Extract every entry word for word.

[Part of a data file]
^^^^^^^^^^^^^^^^

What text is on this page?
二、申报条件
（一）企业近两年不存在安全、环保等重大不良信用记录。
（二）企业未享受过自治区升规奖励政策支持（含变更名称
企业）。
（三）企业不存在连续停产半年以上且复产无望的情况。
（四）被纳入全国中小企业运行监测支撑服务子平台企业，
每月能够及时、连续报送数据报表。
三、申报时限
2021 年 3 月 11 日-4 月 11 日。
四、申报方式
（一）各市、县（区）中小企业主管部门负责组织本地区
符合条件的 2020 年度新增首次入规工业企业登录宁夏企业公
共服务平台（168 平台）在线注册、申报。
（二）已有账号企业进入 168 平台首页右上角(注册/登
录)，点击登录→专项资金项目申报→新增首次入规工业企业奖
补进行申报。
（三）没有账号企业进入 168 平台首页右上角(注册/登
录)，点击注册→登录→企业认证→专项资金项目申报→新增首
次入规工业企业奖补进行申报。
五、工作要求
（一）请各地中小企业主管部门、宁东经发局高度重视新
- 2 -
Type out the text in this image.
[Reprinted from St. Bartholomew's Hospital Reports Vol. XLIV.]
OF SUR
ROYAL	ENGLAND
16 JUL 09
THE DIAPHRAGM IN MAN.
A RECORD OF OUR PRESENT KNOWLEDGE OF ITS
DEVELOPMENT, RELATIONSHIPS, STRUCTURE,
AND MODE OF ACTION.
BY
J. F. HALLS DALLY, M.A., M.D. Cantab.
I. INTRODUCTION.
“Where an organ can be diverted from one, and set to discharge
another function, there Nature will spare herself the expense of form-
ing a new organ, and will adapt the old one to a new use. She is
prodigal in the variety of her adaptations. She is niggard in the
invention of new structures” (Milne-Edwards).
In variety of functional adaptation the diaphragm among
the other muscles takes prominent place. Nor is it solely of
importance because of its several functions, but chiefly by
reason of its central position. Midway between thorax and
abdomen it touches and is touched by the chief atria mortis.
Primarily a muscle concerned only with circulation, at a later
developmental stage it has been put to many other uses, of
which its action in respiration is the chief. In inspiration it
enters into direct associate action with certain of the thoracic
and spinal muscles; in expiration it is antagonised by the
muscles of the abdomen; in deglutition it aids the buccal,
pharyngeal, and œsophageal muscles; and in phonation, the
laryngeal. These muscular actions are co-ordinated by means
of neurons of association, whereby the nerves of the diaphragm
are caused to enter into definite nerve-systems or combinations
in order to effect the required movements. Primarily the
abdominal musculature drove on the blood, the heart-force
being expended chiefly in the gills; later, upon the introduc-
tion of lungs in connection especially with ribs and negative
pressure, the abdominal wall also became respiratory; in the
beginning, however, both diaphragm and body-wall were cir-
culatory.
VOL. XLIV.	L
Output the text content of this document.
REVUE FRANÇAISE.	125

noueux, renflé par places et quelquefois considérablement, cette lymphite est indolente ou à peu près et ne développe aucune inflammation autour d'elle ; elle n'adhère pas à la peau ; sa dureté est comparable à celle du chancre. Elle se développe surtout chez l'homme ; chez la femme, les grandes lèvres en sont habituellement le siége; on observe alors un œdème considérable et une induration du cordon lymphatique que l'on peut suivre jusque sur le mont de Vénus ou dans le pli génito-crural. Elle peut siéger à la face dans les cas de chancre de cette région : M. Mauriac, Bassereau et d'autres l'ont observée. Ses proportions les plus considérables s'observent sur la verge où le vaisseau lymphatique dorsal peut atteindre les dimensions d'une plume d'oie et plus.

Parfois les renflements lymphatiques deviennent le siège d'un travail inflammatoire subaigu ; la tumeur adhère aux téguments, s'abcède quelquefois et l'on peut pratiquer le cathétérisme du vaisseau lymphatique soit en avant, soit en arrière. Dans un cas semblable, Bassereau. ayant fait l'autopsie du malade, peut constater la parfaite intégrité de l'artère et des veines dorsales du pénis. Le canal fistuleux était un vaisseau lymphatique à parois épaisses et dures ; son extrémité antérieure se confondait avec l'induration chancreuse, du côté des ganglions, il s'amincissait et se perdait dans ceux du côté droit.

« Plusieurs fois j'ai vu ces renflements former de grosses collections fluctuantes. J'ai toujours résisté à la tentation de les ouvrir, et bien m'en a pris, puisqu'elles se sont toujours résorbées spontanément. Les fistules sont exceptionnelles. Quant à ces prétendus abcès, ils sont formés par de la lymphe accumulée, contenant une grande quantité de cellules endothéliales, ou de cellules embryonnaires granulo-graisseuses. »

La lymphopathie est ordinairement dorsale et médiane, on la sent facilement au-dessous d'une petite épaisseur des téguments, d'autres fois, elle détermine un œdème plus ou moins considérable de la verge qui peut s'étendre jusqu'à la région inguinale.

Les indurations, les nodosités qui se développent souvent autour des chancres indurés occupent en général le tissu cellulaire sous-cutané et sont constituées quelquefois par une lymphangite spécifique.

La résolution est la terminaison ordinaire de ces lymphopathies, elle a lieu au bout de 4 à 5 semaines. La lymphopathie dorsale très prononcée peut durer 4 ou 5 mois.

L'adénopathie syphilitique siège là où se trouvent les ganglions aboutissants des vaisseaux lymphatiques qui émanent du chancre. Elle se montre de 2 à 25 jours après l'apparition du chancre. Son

^^^^^^^^^^^^^^^^

# Right answer
What text is on this page?
二、申报条件
（一）企业近两年不存在安全、环保等重大不良信用记录。
（二）企业未享受过自治区升规奖励政策支持（含变更名称
企业）。
（三）企业不存在连续停产半年以上且复产无望的情况。
（四）被纳入全国中小企业运行监测支撑服务子平台企业，
每月能够及时、连续报送数据报表。
三、申报时限
2021 年 3 月 11 日-4 月 11 日。
四、申报方式
（一）各市、县（区）中小企业主管部门负责组织本地区
符合条件的 2020 年度新增首次入规工业企业登录宁夏企业公
共服务平台（168 平台）在线注册、申报。
（二）已有账号企业进入 168 平台首页右上角(注册/登
录)，点击登录→专项资金项目申报→新增首次入规工业企业奖
补进行申报。
（三）没有账号企业进入 168 平台首页右上角(注册/登
录)，点击注册→登录→企业认证→专项资金项目申报→新增首
次入规工业企业奖补进行申报。
五、工作要求
（一）请各地中小企业主管部门、宁东经发局高度重视新
- 2 -
Type out the text in this image.
[Reprinted from St. Bartholomew's Hospital Reports Vol. XLIV.]
OF SUR
ROYAL	ENGLAND
16 JUL 09
THE DIAPHRAGM IN MAN.
A RECORD OF OUR PRESENT KNOWLEDGE OF ITS
DEVELOPMENT, RELATIONSHIPS, STRUCTURE,
AND MODE OF ACTION.
BY
J. F. HALLS DALLY, M.A., M.D. Cantab.
I. INTRODUCTION.
“Where an organ can be diverted from one, and set to discharge
another function, there Nature will spare herself the expense of form-
ing a new organ, and will adapt the old one to a new use. She is
prodigal in the variety of her adaptations. She is niggard in the
invention of new structures” (Milne-Edwards).
In variety of functional adaptation the diaphragm among
the other muscles takes prominent place. Nor is it solely of
importance because of its several functions, but chiefly by
reason of its central position. Midway between thorax and
abdomen it touches and is touched by the chief atria mortis.
Primarily a muscle concerned only with circulation, at a later
developmental stage it has been put to many other uses, of
which its action in respiration is the chief. In inspiration it
enters into direct associate action with certain of the thoracic
and spinal muscles; in expiration it is antagonised by the
muscles of the abdomen; in deglutition it aids the buccal,
pharyngeal, and œsophageal muscles; and in phonation, the
laryngeal. These muscular actions are co-ordinated by means
of neurons of association, whereby the nerves of the diaphragm
are caused to enter into definite nerve-systems or combinations
in order to effect the required movements. Primarily the
abdominal musculature drove on the blood, the heart-force
being expended chiefly in the gills; later, upon the introduc-
tion of lungs in connection especially with ribs and negative
pressure, the abdominal wall also became respiratory; in the
beginning, however, both diaphragm and body-wall were cir-
culatory.
VOL. XLIV.	L
Output the text content of this document.
REVUE FRANÇAISE.	125

noueux, renflé par places et quelquefois considérablement, cette lymphite est indolente ou à peu près et ne développe aucune inflammation autour d'elle ; elle n'adhère pas à la peau ; sa dureté est comparable à celle du chancre. Elle se développe surtout chez l'homme ; chez la femme, les grandes lèvres en sont habituellement le siége; on observe alors un œdème considérable et une induration du cordon lymphatique que l'on peut suivre jusque sur le mont de Vénus ou dans le pli génito-crural. Elle peut siéger à la face dans les cas de chancre de cette région : M. Mauriac, Bassereau et d'autres l'ont observée. Ses proportions les plus considérables s'observent sur la verge où le vaisseau lymphatique dorsal peut atteindre les dimensions d'une plume d'oie et plus.

Parfois les renflements lymphatiques deviennent le siège d'un travail inflammatoire subaigu ; la tumeur adhère aux téguments, s'abcède quelquefois et l'on peut pratiquer le cathétérisme du vaisseau lymphatique soit en avant, soit en arrière. Dans un cas semblable, Bassereau. ayant fait l'autopsie du malade, peut constater la parfaite intégrité de l'artère et des veines dorsales du pénis. Le canal fistuleux était un vaisseau lymphatique à parois épaisses et dures ; son extrémité antérieure se confondait avec l'induration chancreuse, du côté des ganglions, il s'amincissait et se perdait dans ceux du côté droit.

« Plusieurs fois j'ai vu ces renflements former de grosses collections fluctuantes. J'ai toujours résisté à la tentation de les ouvrir, et bien m'en a pris, puisqu'elles se sont toujours résorbées spontanément. Les fistules sont exceptionnelles. Quant à ces prétendus abcès, ils sont formés par de la lymphe accumulée, contenant une grande quantité de cellules endothéliales, ou de cellules embryonnaires granulo-graisseuses. »

La lymphopathie est ordinairement dorsale et médiane, on la sent facilement au-dessous d'une petite épaisseur des téguments, d'autres fois, elle détermine un œdème plus ou moins considérable de la verge qui peut s'étendre jusqu'à la région inguinale.

Les indurations, les nodosités qui se développent souvent autour des chancres indurés occupent en général le tissu cellulaire sous-cutané et sont constituées quelquefois par une lymphangite spécifique.

La résolution est la terminaison ordinaire de ces lymphopathies, elle a lieu au bout de 4 à 5 semaines. La lymphopathie dorsale très prononcée peut durer 4 ou 5 mois.

L'adénopathie syphilitique siège là où se trouvent les ganglions aboutissants des vaisseaux lymphatiques qui émanent du chancre. Elle se montre de 2 à 25 jours après l'apparition du chancre. Son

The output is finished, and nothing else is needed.